### [Problem details]
Repeat the records below exactly, leaving out every picture.

:::

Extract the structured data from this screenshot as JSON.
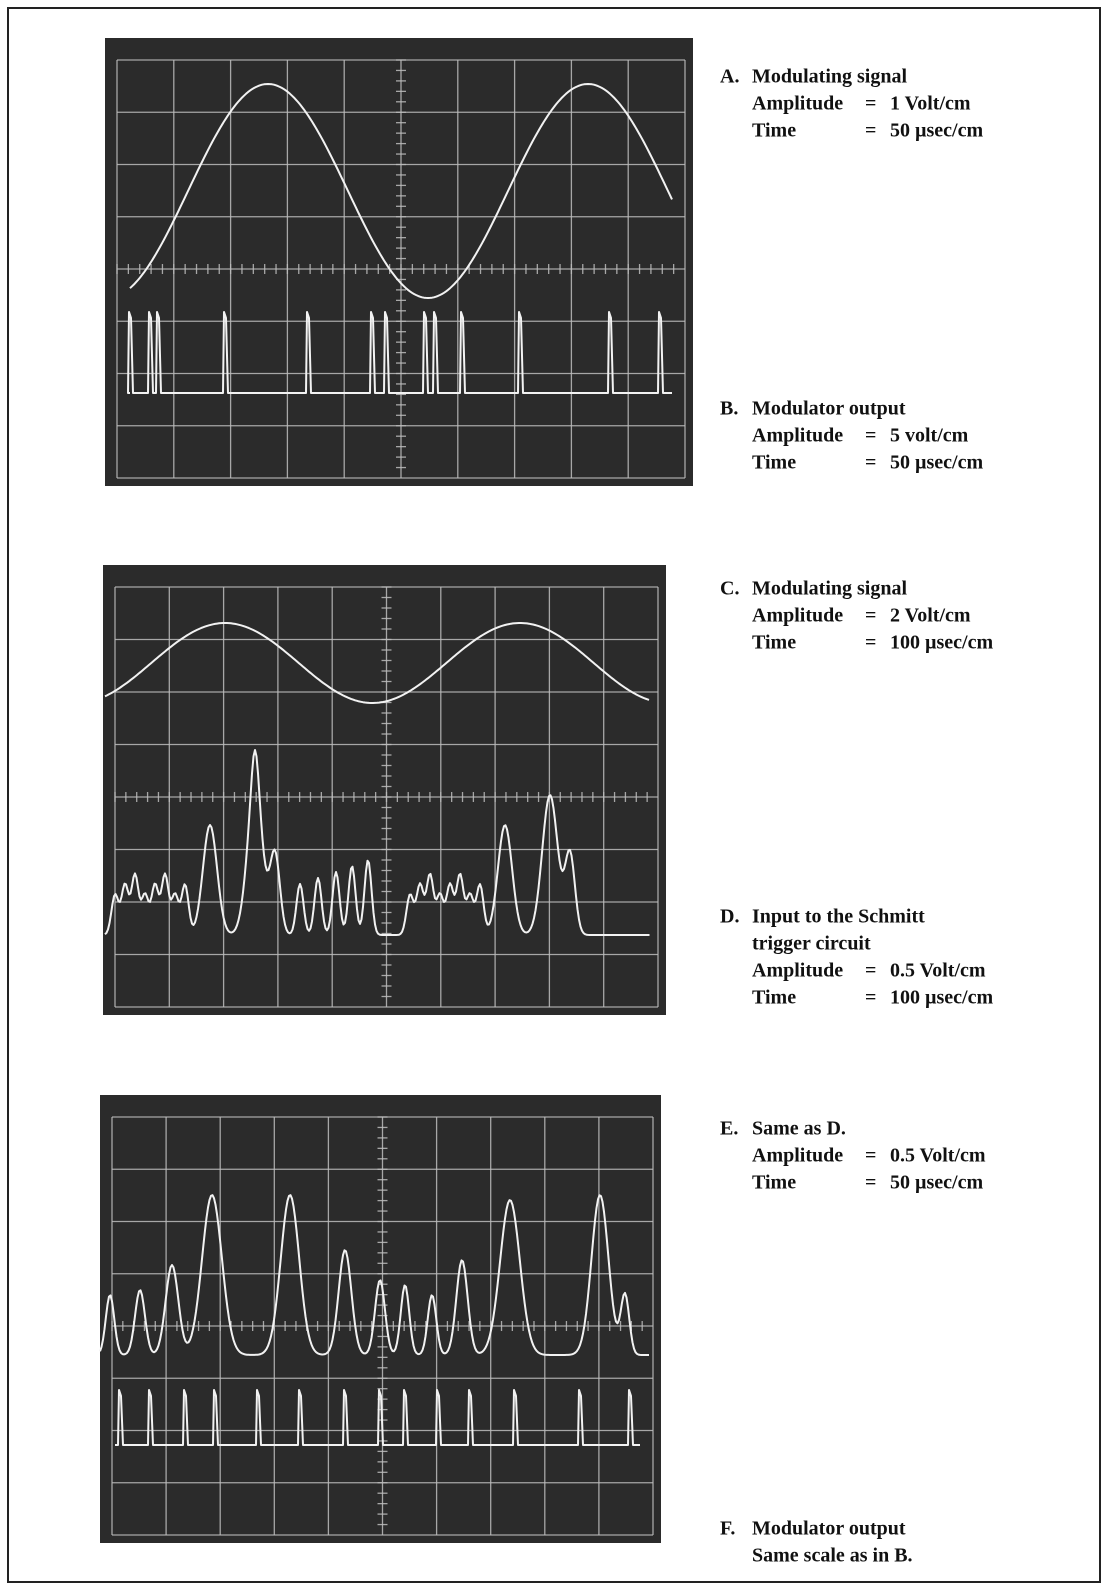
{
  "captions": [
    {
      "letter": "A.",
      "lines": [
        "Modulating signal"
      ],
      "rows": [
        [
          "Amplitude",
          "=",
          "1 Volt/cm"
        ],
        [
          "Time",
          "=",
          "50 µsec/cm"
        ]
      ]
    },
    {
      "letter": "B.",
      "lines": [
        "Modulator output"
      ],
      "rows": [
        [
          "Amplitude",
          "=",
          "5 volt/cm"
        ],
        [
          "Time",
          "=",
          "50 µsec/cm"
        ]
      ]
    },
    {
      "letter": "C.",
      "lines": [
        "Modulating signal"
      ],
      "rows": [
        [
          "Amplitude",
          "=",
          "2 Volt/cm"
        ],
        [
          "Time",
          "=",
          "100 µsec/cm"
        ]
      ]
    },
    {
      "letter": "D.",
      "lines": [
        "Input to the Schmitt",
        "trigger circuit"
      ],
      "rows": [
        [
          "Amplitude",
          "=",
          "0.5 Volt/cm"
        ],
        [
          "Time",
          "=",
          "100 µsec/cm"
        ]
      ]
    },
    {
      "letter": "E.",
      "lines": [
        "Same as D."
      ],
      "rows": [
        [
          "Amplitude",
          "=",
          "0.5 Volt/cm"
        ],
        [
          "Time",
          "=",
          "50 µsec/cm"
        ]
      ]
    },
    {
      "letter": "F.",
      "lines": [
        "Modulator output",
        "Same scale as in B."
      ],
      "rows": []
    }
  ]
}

:::

### [Solution to this exercise]
Extract the structured data from this screenshot as JSON.
{
  "captions": [
    {
      "letter": "A.",
      "lines": [
        "Modulating signal"
      ],
      "rows": [
        [
          "Amplitude",
          "=",
          "1 Volt/cm"
        ],
        [
          "Time",
          "=",
          "50 µsec/cm"
        ]
      ]
    },
    {
      "letter": "B.",
      "lines": [
        "Modulator output"
      ],
      "rows": [
        [
          "Amplitude",
          "=",
          "5 volt/cm"
        ],
        [
          "Time",
          "=",
          "50 µsec/cm"
        ]
      ]
    },
    {
      "letter": "C.",
      "lines": [
        "Modulating signal"
      ],
      "rows": [
        [
          "Amplitude",
          "=",
          "2 Volt/cm"
        ],
        [
          "Time",
          "=",
          "100 µsec/cm"
        ]
      ]
    },
    {
      "letter": "D.",
      "lines": [
        "Input to the Schmitt",
        "trigger circuit"
      ],
      "rows": [
        [
          "Amplitude",
          "=",
          "0.5 Volt/cm"
        ],
        [
          "Time",
          "=",
          "100 µsec/cm"
        ]
      ]
    },
    {
      "letter": "E.",
      "lines": [
        "Same as D."
      ],
      "rows": [
        [
          "Amplitude",
          "=",
          "0.5 Volt/cm"
        ],
        [
          "Time",
          "=",
          "50 µsec/cm"
        ]
      ]
    },
    {
      "letter": "F.",
      "lines": [
        "Modulator output",
        "Same scale as in B."
      ],
      "rows": []
    }
  ]
}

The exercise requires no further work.